Read the data and repeat all of it exactly.

── Supplied data ──

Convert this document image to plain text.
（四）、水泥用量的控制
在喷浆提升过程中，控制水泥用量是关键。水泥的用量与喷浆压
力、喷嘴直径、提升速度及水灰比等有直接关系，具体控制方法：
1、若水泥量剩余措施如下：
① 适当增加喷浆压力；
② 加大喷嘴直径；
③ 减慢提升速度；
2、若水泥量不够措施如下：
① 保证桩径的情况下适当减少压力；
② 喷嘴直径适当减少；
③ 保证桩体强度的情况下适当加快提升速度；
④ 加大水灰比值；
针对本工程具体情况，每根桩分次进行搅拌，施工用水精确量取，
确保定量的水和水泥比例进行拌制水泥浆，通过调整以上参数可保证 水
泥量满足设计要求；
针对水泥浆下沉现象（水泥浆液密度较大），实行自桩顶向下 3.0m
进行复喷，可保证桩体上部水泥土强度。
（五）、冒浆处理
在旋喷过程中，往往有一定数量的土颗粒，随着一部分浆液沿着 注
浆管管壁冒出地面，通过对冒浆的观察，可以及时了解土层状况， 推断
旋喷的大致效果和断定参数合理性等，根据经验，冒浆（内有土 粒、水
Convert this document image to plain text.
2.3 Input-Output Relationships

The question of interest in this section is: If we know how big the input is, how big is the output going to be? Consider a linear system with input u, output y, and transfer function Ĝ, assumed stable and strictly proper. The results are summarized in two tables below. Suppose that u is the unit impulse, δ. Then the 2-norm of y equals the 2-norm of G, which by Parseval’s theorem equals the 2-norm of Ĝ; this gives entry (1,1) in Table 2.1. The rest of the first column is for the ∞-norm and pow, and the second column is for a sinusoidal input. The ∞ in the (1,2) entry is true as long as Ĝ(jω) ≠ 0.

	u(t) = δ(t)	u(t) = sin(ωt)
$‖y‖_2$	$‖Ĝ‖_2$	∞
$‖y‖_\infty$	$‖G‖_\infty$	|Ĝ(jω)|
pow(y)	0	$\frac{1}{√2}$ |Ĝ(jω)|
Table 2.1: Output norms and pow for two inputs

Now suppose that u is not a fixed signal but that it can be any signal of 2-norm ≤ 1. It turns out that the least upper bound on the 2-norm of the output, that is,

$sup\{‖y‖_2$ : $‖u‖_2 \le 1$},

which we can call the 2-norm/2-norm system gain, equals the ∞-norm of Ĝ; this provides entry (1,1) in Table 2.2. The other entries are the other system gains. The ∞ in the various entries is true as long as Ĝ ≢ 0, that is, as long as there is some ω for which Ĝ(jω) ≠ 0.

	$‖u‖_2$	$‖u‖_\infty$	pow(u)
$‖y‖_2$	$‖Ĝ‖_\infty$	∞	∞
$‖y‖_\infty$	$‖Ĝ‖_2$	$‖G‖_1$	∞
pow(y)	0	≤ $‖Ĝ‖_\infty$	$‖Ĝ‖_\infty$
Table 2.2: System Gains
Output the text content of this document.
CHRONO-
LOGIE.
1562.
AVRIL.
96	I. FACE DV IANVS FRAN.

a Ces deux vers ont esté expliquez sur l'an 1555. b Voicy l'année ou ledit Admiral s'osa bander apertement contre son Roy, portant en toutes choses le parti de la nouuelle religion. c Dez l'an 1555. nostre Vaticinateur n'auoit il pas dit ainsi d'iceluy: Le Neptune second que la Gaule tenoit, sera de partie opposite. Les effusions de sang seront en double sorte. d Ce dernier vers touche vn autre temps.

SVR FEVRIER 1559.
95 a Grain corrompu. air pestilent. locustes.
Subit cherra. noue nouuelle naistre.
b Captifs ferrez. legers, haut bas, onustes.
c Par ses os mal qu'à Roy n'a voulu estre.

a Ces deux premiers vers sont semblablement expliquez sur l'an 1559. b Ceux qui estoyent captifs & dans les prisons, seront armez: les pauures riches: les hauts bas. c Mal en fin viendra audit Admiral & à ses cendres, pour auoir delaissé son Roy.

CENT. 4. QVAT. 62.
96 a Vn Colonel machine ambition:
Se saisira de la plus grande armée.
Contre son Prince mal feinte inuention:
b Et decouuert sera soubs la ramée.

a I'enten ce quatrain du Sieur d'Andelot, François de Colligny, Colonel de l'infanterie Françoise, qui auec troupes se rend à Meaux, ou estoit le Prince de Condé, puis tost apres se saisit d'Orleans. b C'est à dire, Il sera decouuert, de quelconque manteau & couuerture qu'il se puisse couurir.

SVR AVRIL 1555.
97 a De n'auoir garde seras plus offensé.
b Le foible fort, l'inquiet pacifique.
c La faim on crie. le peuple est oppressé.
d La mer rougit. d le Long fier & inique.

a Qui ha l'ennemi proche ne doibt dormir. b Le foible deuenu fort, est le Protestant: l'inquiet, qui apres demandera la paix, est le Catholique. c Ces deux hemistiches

───

§ Written solution
Convert this document image to plain text.
（四）、水泥用量的控制
在喷浆提升过程中，控制水泥用量是关键。水泥的用量与喷浆压
力、喷嘴直径、提升速度及水灰比等有直接关系，具体控制方法：
1、若水泥量剩余措施如下：
① 适当增加喷浆压力；
② 加大喷嘴直径；
③ 减慢提升速度；
2、若水泥量不够措施如下：
① 保证桩径的情况下适当减少压力；
② 喷嘴直径适当减少；
③ 保证桩体强度的情况下适当加快提升速度；
④ 加大水灰比值；
针对本工程具体情况，每根桩分次进行搅拌，施工用水精确量取，
确保定量的水和水泥比例进行拌制水泥浆，通过调整以上参数可保证 水
泥量满足设计要求；
针对水泥浆下沉现象（水泥浆液密度较大），实行自桩顶向下 3.0m
进行复喷，可保证桩体上部水泥土强度。
（五）、冒浆处理
在旋喷过程中，往往有一定数量的土颗粒，随着一部分浆液沿着 注
浆管管壁冒出地面，通过对冒浆的观察，可以及时了解土层状况， 推断
旋喷的大致效果和断定参数合理性等，根据经验，冒浆（内有土 粒、水
Convert this document image to plain text.
2.3 Input-Output Relationships

The question of interest in this section is: If we know how big the input is, how big is the output going to be? Consider a linear system with input u, output y, and transfer function Ĝ, assumed stable and strictly proper. The results are summarized in two tables below. Suppose that u is the unit impulse, δ. Then the 2-norm of y equals the 2-norm of G, which by Parseval’s theorem equals the 2-norm of Ĝ; this gives entry (1,1) in Table 2.1. The rest of the first column is for the ∞-norm and pow, and the second column is for a sinusoidal input. The ∞ in the (1,2) entry is true as long as Ĝ(jω) ≠ 0.

	u(t) = δ(t)	u(t) = sin(ωt)
$‖y‖_2$	$‖Ĝ‖_2$	∞
$‖y‖_\infty$	$‖G‖_\infty$	|Ĝ(jω)|
pow(y)	0	$\frac{1}{√2}$ |Ĝ(jω)|
Table 2.1: Output norms and pow for two inputs

Now suppose that u is not a fixed signal but that it can be any signal of 2-norm ≤ 1. It turns out that the least upper bound on the 2-norm of the output, that is,

$sup\{‖y‖_2$ : $‖u‖_2 \le 1$},

which we can call the 2-norm/2-norm system gain, equals the ∞-norm of Ĝ; this provides entry (1,1) in Table 2.2. The other entries are the other system gains. The ∞ in the various entries is true as long as Ĝ ≢ 0, that is, as long as there is some ω for which Ĝ(jω) ≠ 0.

	$‖u‖_2$	$‖u‖_\infty$	pow(u)
$‖y‖_2$	$‖Ĝ‖_\infty$	∞	∞
$‖y‖_\infty$	$‖Ĝ‖_2$	$‖G‖_1$	∞
pow(y)	0	≤ $‖Ĝ‖_\infty$	$‖Ĝ‖_\infty$
Table 2.2: System Gains
Output the text content of this document.
CHRONO-
LOGIE.
1562.
AVRIL.
96	I. FACE DV IANVS FRAN.

a Ces deux vers ont esté expliquez sur l'an 1555. b Voicy l'année ou ledit Admiral s'osa bander apertement contre son Roy, portant en toutes choses le parti de la nouuelle religion. c Dez l'an 1555. nostre Vaticinateur n'auoit il pas dit ainsi d'iceluy: Le Neptune second que la Gaule tenoit, sera de partie opposite. Les effusions de sang seront en double sorte. d Ce dernier vers touche vn autre temps.

SVR FEVRIER 1559.
95 a Grain corrompu. air pestilent. locustes.
Subit cherra. noue nouuelle naistre.
b Captifs ferrez. legers, haut bas, onustes.
c Par ses os mal qu'à Roy n'a voulu estre.

a Ces deux premiers vers sont semblablement expliquez sur l'an 1559. b Ceux qui estoyent captifs & dans les prisons, seront armez: les pauures riches: les hauts bas. c Mal en fin viendra audit Admiral & à ses cendres, pour auoir delaissé son Roy.

CENT. 4. QVAT. 62.
96 a Vn Colonel machine ambition:
Se saisira de la plus grande armée.
Contre son Prince mal feinte inuention:
b Et decouuert sera soubs la ramée.

a I'enten ce quatrain du Sieur d'Andelot, François de Colligny, Colonel de l'infanterie Françoise, qui auec troupes se rend à Meaux, ou estoit le Prince de Condé, puis tost apres se saisit d'Orleans. b C'est à dire, Il sera decouuert, de quelconque manteau & couuerture qu'il se puisse couurir.

SVR AVRIL 1555.
97 a De n'auoir garde seras plus offensé.
b Le foible fort, l'inquiet pacifique.
c La faim on crie. le peuple est oppressé.
d La mer rougit. d le Long fier & inique.

a Qui ha l'ennemi proche ne doibt dormir. b Le foible deuenu fort, est le Protestant: l'inquiet, qui apres demandera la paix, est le Catholique. c Ces deux hemistiches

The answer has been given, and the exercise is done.